[Records from a collection]
──────

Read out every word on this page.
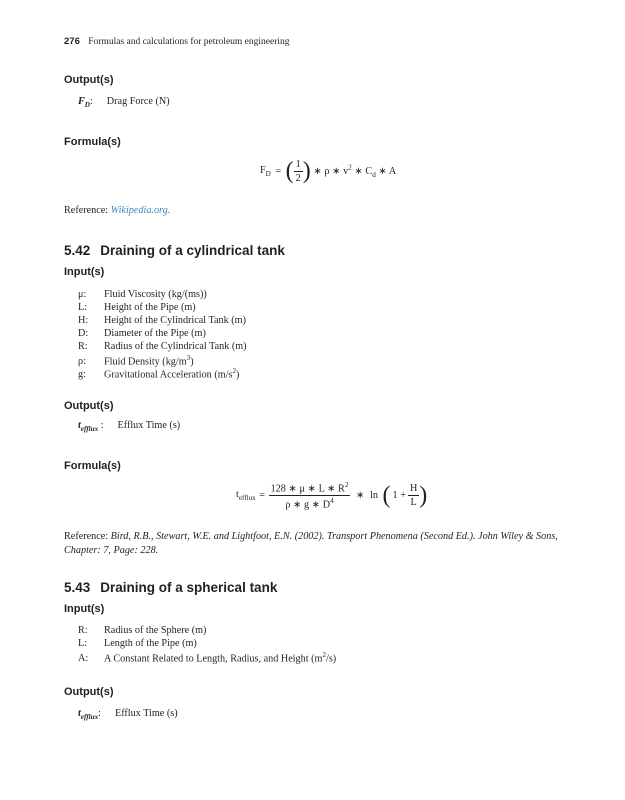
276 Formulas and calculations for petroleum engineering
Output(s)
$F_D$: Drag Force (N)
Formula(s)
$F_D$ = ( $\frac{1}{2}$ ) ∗ ρ ∗ $v^2$ ∗ $C_d$ ∗ A
Reference: Wikipedia.org.
5.42 Draining of a cylindrical tank
Input(s)
μ: Fluid Viscosity (kg/(ms))
L: Height of the Pipe (m)
H: Height of the Cylindrical Tank (m)
D: Diameter of the Pipe (m)
R: Radius of the Cylindrical Tank (m)
ρ: Fluid Density $(kg/m^3)$
g: Gravitational Acceleration $(m/s^2)$
Output(s)
$t_{efflux}$ : Efflux Time (s)
Formula(s)
$t_{efflux} = \frac{128 ∗ \mu ∗ L ∗ R^2}{\rho ∗ g ∗ D^4}$ ∗ ln ( $1 + \frac{H}{L}$ )
Reference: Bird, R.B., Stewart, W.E. and Lightfoot, E.N. (2002). Transport Phenomena (Second Ed.). John Wiley & Sons,
Chapter: 7, Page: 228.
5.43 Draining of a spherical tank
Input(s)
R: Radius of the Sphere (m)
L: Length of the Pipe (m)
A: A Constant Related to Length, Radius, and Height $(m^2/s)$
Output(s)
$t_{efflux}$: Efflux Time (s)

──────

Pictures are excluded; copy all other data exactly as shown.

Exercise output:
Read out every word on this page.
276 Formulas and calculations for petroleum engineering
Output(s)
$F_D$: Drag Force (N)
Formula(s)
$F_D$ = ( $\frac{1}{2}$ ) ∗ ρ ∗ $v^2$ ∗ $C_d$ ∗ A
Reference: Wikipedia.org.
5.42 Draining of a cylindrical tank
Input(s)
μ: Fluid Viscosity (kg/(ms))
L: Height of the Pipe (m)
H: Height of the Cylindrical Tank (m)
D: Diameter of the Pipe (m)
R: Radius of the Cylindrical Tank (m)
ρ: Fluid Density $(kg/m^3)$
g: Gravitational Acceleration $(m/s^2)$
Output(s)
$t_{efflux}$ : Efflux Time (s)
Formula(s)
$t_{efflux} = \frac{128 ∗ \mu ∗ L ∗ R^2}{\rho ∗ g ∗ D^4}$ ∗ ln ( $1 + \frac{H}{L}$ )
Reference: Bird, R.B., Stewart, W.E. and Lightfoot, E.N. (2002). Transport Phenomena (Second Ed.). John Wiley & Sons,
Chapter: 7, Page: 228.
5.43 Draining of a spherical tank
Input(s)
R: Radius of the Sphere (m)
L: Length of the Pipe (m)
A: A Constant Related to Length, Radius, and Height $(m^2/s)$
Output(s)
$t_{efflux}$: Efflux Time (s)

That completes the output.